--- BEGIN Supplied records ---

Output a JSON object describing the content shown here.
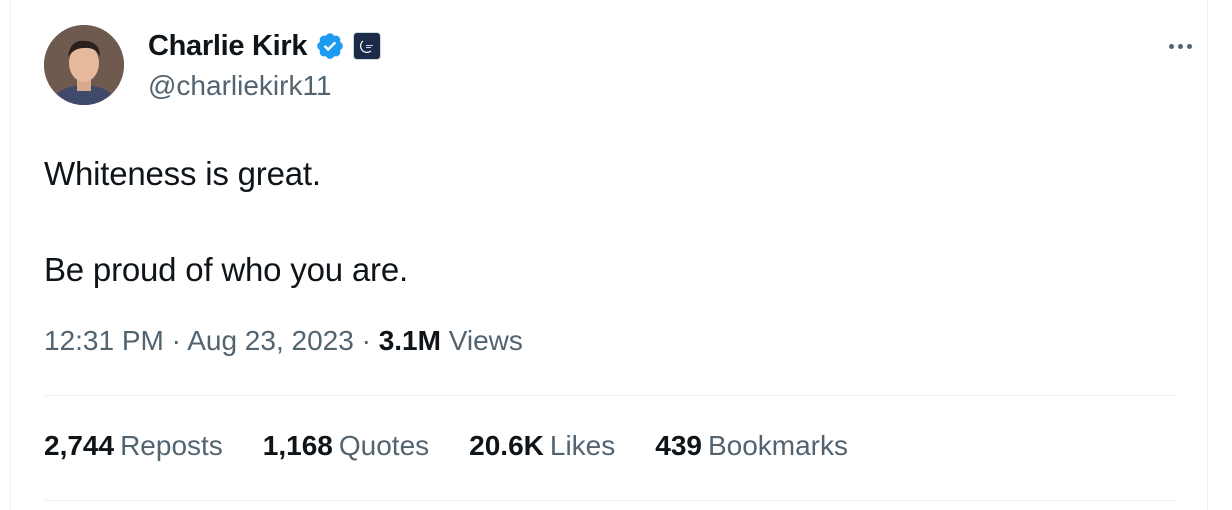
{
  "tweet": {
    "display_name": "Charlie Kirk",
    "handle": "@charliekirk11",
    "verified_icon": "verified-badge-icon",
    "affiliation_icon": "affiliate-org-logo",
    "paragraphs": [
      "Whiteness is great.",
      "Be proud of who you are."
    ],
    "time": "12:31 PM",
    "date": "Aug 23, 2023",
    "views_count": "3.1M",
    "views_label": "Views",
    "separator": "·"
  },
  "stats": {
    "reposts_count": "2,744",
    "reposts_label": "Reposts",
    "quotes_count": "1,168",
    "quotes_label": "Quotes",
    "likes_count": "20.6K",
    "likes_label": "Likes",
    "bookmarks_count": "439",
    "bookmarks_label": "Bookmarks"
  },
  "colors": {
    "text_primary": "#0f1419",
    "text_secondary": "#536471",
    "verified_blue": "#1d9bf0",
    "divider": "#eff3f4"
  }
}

--- END Supplied records ---
--- BEGIN Supplied records ---

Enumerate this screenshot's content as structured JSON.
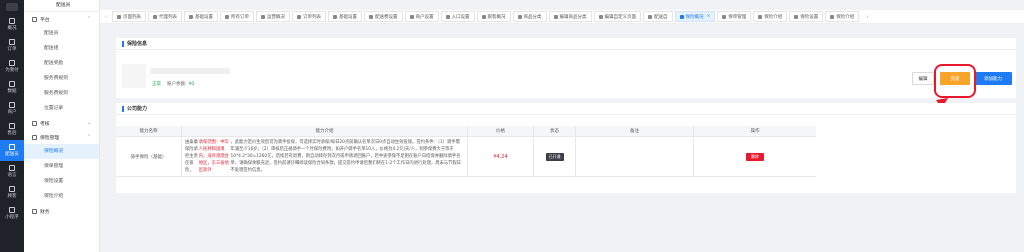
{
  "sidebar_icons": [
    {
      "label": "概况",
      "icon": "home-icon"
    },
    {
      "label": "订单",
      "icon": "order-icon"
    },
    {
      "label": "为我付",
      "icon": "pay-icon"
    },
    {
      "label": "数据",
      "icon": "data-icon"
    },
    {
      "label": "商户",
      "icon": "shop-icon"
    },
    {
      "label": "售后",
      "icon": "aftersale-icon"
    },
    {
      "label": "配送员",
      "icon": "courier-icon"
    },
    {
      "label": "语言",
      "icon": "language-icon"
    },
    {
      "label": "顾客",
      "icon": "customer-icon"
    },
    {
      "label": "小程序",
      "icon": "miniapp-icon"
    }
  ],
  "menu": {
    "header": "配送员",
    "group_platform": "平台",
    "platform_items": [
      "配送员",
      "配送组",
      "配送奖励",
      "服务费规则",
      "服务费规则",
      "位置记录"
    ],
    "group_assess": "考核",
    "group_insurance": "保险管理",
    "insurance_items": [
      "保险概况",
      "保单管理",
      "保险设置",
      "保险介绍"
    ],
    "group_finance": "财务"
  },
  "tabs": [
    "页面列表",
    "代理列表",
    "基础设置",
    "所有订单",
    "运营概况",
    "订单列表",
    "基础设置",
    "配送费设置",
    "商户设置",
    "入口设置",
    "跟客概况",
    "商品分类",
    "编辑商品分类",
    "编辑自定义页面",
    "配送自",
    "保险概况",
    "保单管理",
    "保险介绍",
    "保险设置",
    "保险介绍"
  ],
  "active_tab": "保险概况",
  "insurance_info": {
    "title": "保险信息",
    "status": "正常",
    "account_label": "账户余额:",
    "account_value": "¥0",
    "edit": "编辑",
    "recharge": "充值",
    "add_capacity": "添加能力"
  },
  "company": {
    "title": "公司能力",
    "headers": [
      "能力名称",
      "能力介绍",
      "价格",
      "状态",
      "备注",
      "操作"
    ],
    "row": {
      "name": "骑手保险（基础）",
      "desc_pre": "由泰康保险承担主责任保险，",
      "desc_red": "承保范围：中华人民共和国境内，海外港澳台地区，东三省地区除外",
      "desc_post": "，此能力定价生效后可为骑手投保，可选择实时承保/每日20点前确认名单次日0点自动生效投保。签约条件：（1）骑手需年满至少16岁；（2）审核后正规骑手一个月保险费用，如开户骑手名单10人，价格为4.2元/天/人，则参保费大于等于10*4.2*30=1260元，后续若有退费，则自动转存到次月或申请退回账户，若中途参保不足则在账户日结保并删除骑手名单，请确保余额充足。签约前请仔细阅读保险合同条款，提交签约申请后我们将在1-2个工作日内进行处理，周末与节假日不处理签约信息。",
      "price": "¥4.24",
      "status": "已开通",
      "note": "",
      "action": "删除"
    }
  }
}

--- END Supplied records ---

*Task prompt*
Output a single number: how many lines contain the word "content".

*Task output*
2